* **DIRECTION**
Every record should be written out exactly, with the pictures left out.

* **MATERIAL SHOWN**
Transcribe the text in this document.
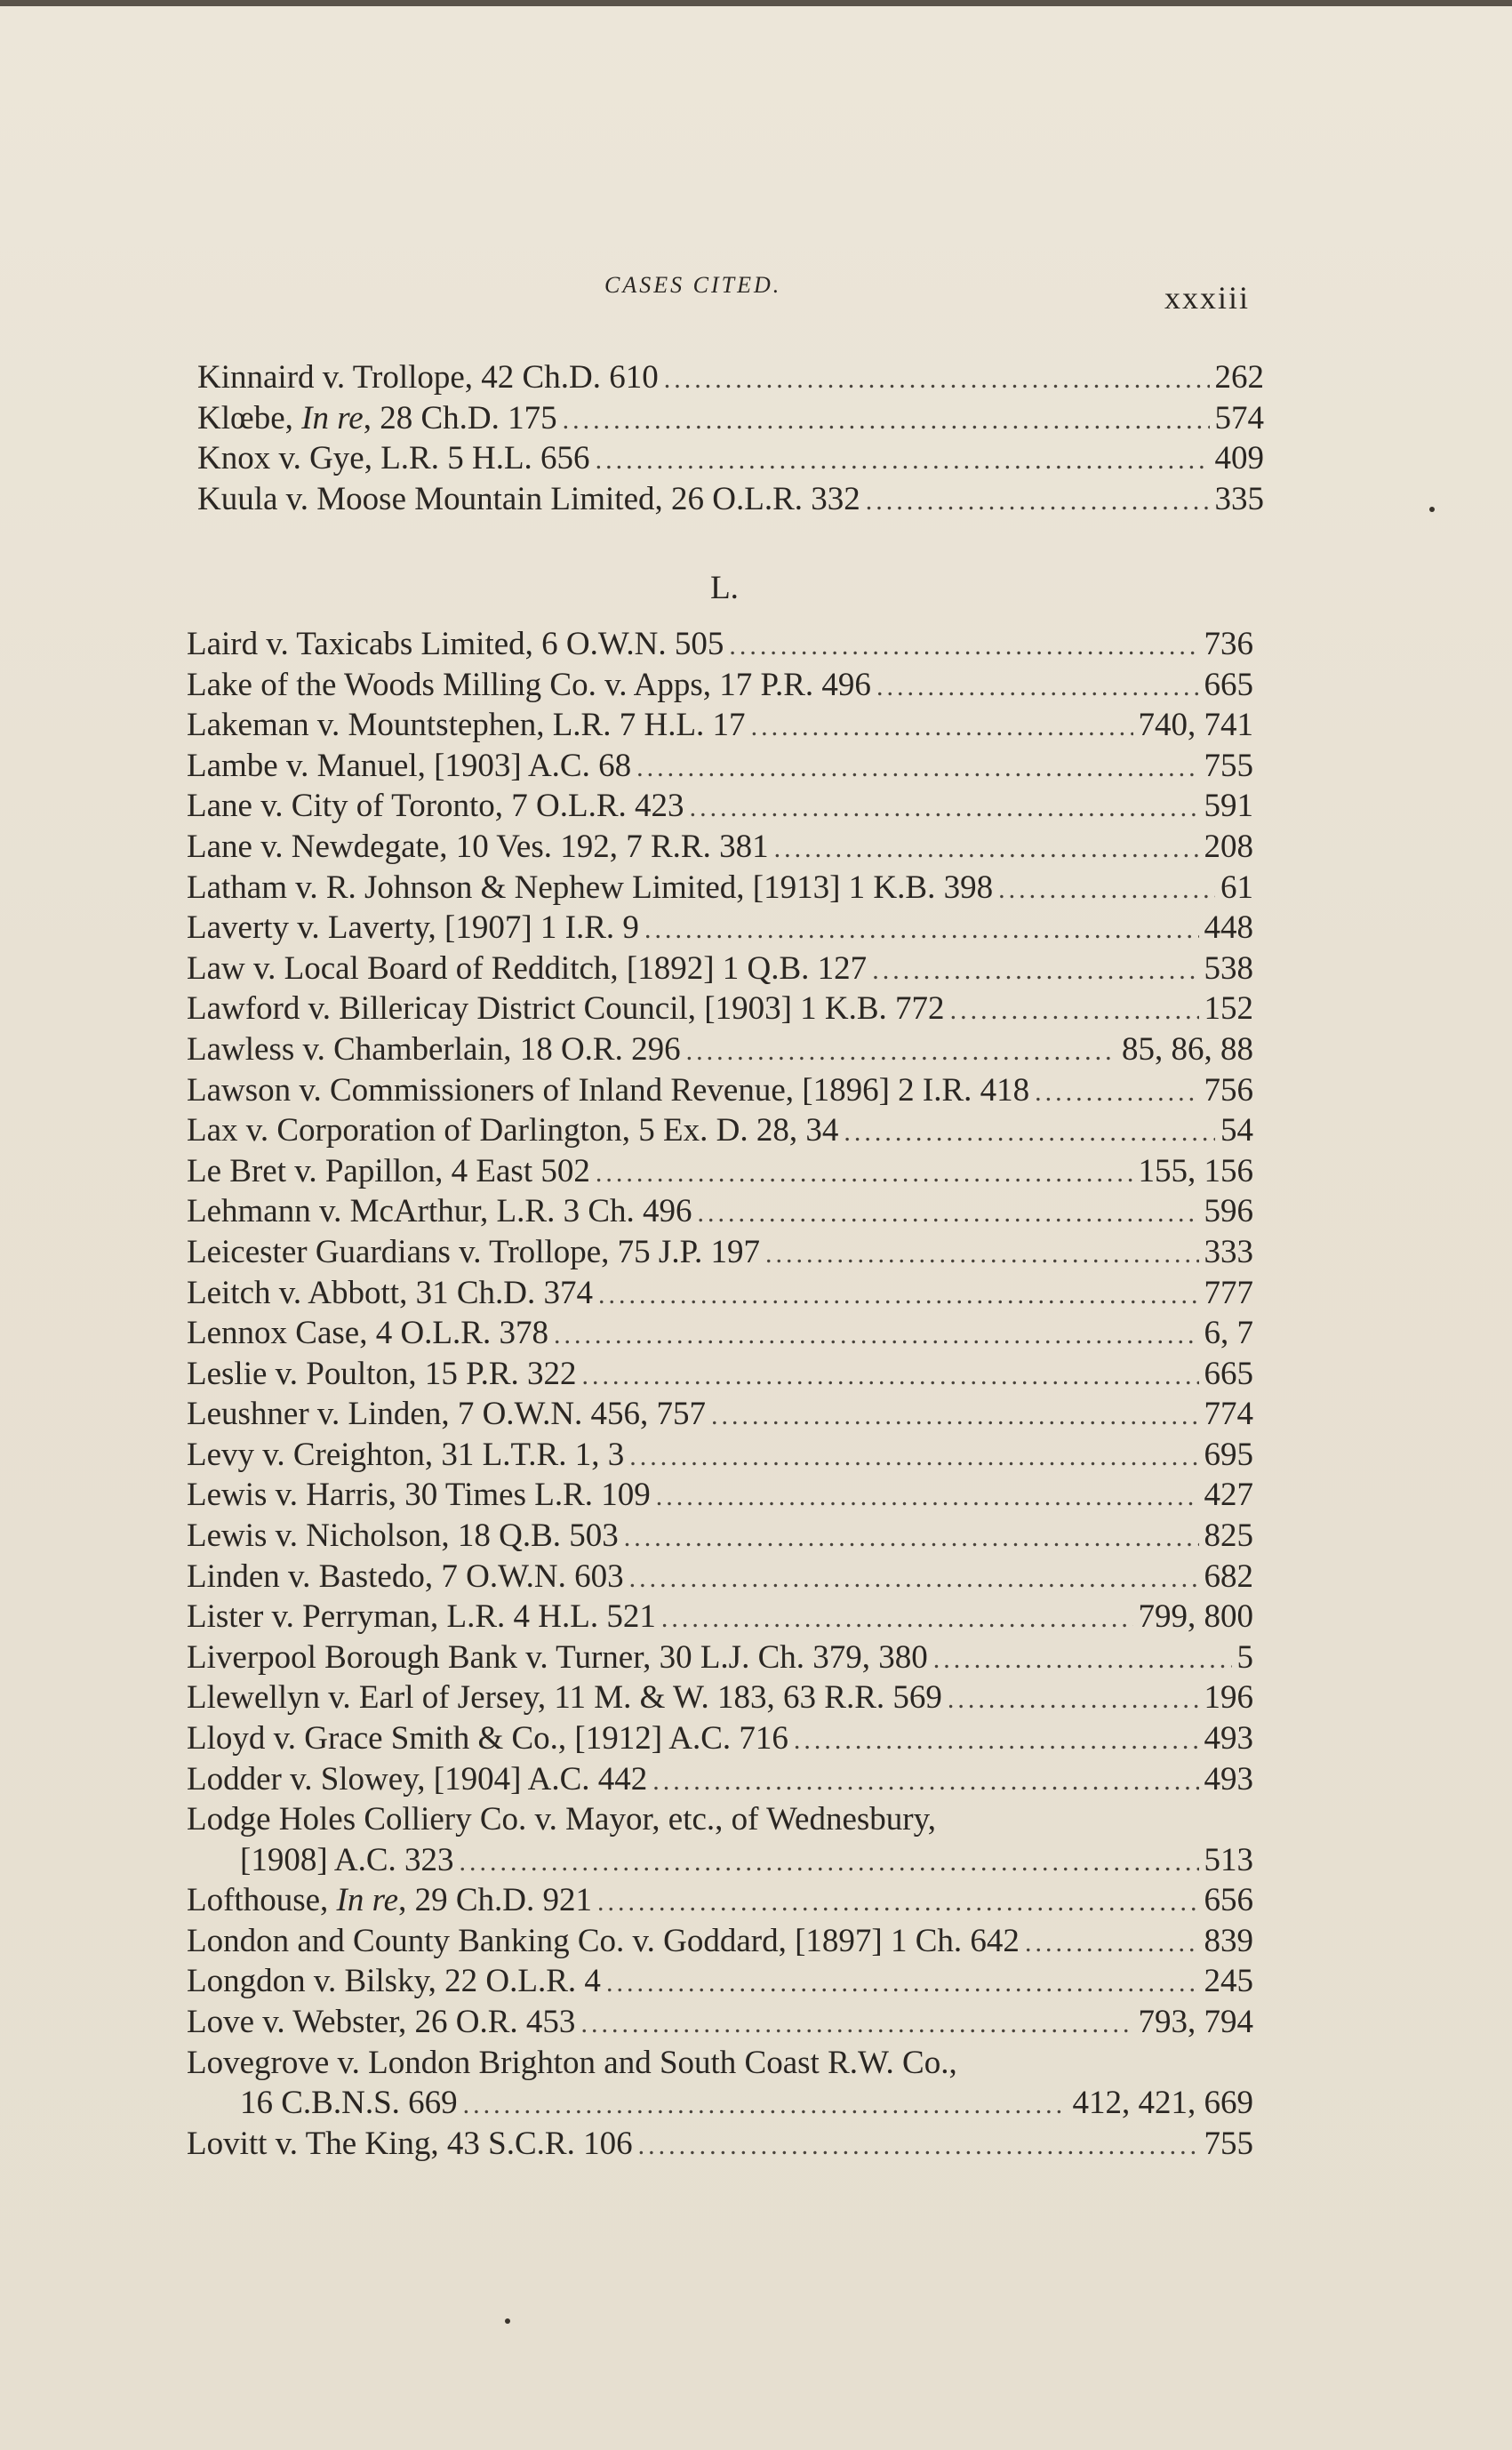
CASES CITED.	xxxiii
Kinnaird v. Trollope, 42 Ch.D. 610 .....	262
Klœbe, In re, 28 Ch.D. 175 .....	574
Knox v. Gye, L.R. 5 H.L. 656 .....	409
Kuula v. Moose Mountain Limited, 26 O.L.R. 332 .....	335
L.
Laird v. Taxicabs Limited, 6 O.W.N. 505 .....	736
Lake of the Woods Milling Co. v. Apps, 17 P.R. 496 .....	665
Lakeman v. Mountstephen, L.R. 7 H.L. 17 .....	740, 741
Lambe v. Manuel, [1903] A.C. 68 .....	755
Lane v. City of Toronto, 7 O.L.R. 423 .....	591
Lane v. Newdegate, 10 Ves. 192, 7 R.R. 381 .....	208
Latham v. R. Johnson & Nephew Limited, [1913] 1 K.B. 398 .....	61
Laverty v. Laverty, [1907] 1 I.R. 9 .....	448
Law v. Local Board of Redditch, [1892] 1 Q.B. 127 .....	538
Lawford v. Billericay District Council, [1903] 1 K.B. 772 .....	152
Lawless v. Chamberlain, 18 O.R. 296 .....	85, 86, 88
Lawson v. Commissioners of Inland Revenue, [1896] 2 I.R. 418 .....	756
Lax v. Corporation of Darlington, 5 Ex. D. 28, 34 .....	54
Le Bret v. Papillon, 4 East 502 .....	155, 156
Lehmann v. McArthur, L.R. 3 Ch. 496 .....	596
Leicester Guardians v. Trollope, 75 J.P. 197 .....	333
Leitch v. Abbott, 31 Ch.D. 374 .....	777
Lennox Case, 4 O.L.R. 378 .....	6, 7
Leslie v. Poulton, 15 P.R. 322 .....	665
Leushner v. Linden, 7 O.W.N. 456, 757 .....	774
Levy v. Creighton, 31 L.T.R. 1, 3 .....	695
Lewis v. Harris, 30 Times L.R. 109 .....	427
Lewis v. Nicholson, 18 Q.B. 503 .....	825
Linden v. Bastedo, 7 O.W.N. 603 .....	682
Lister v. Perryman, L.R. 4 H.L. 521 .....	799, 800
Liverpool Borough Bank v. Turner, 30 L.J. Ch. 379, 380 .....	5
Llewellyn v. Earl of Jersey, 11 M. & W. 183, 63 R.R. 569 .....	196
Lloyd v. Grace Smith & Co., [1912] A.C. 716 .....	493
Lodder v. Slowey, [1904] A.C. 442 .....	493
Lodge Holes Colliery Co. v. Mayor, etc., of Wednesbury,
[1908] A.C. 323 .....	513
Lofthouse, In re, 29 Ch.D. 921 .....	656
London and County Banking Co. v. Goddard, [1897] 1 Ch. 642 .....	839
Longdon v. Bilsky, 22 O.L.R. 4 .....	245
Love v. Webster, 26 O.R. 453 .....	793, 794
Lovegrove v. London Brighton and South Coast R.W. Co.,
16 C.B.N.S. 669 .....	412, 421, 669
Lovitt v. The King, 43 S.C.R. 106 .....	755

* **RESULT**
Transcribe the text in this document.
CASES CITED.	xxxiii
Kinnaird v. Trollope, 42 Ch.D. 610 .....	262
Klœbe, In re, 28 Ch.D. 175 .....	574
Knox v. Gye, L.R. 5 H.L. 656 .....	409
Kuula v. Moose Mountain Limited, 26 O.L.R. 332 .....	335
L.
Laird v. Taxicabs Limited, 6 O.W.N. 505 .....	736
Lake of the Woods Milling Co. v. Apps, 17 P.R. 496 .....	665
Lakeman v. Mountstephen, L.R. 7 H.L. 17 .....	740, 741
Lambe v. Manuel, [1903] A.C. 68 .....	755
Lane v. City of Toronto, 7 O.L.R. 423 .....	591
Lane v. Newdegate, 10 Ves. 192, 7 R.R. 381 .....	208
Latham v. R. Johnson & Nephew Limited, [1913] 1 K.B. 398 .....	61
Laverty v. Laverty, [1907] 1 I.R. 9 .....	448
Law v. Local Board of Redditch, [1892] 1 Q.B. 127 .....	538
Lawford v. Billericay District Council, [1903] 1 K.B. 772 .....	152
Lawless v. Chamberlain, 18 O.R. 296 .....	85, 86, 88
Lawson v. Commissioners of Inland Revenue, [1896] 2 I.R. 418 .....	756
Lax v. Corporation of Darlington, 5 Ex. D. 28, 34 .....	54
Le Bret v. Papillon, 4 East 502 .....	155, 156
Lehmann v. McArthur, L.R. 3 Ch. 496 .....	596
Leicester Guardians v. Trollope, 75 J.P. 197 .....	333
Leitch v. Abbott, 31 Ch.D. 374 .....	777
Lennox Case, 4 O.L.R. 378 .....	6, 7
Leslie v. Poulton, 15 P.R. 322 .....	665
Leushner v. Linden, 7 O.W.N. 456, 757 .....	774
Levy v. Creighton, 31 L.T.R. 1, 3 .....	695
Lewis v. Harris, 30 Times L.R. 109 .....	427
Lewis v. Nicholson, 18 Q.B. 503 .....	825
Linden v. Bastedo, 7 O.W.N. 603 .....	682
Lister v. Perryman, L.R. 4 H.L. 521 .....	799, 800
Liverpool Borough Bank v. Turner, 30 L.J. Ch. 379, 380 .....	5
Llewellyn v. Earl of Jersey, 11 M. & W. 183, 63 R.R. 569 .....	196
Lloyd v. Grace Smith & Co., [1912] A.C. 716 .....	493
Lodder v. Slowey, [1904] A.C. 442 .....	493
Lodge Holes Colliery Co. v. Mayor, etc., of Wednesbury,
[1908] A.C. 323 .....	513
Lofthouse, In re, 29 Ch.D. 921 .....	656
London and County Banking Co. v. Goddard, [1897] 1 Ch. 642 .....	839
Longdon v. Bilsky, 22 O.L.R. 4 .....	245
Love v. Webster, 26 O.R. 453 .....	793, 794
Lovegrove v. London Brighton and South Coast R.W. Co.,
16 C.B.N.S. 669 .....	412, 421, 669
Lovitt v. The King, 43 S.C.R. 106 .....	755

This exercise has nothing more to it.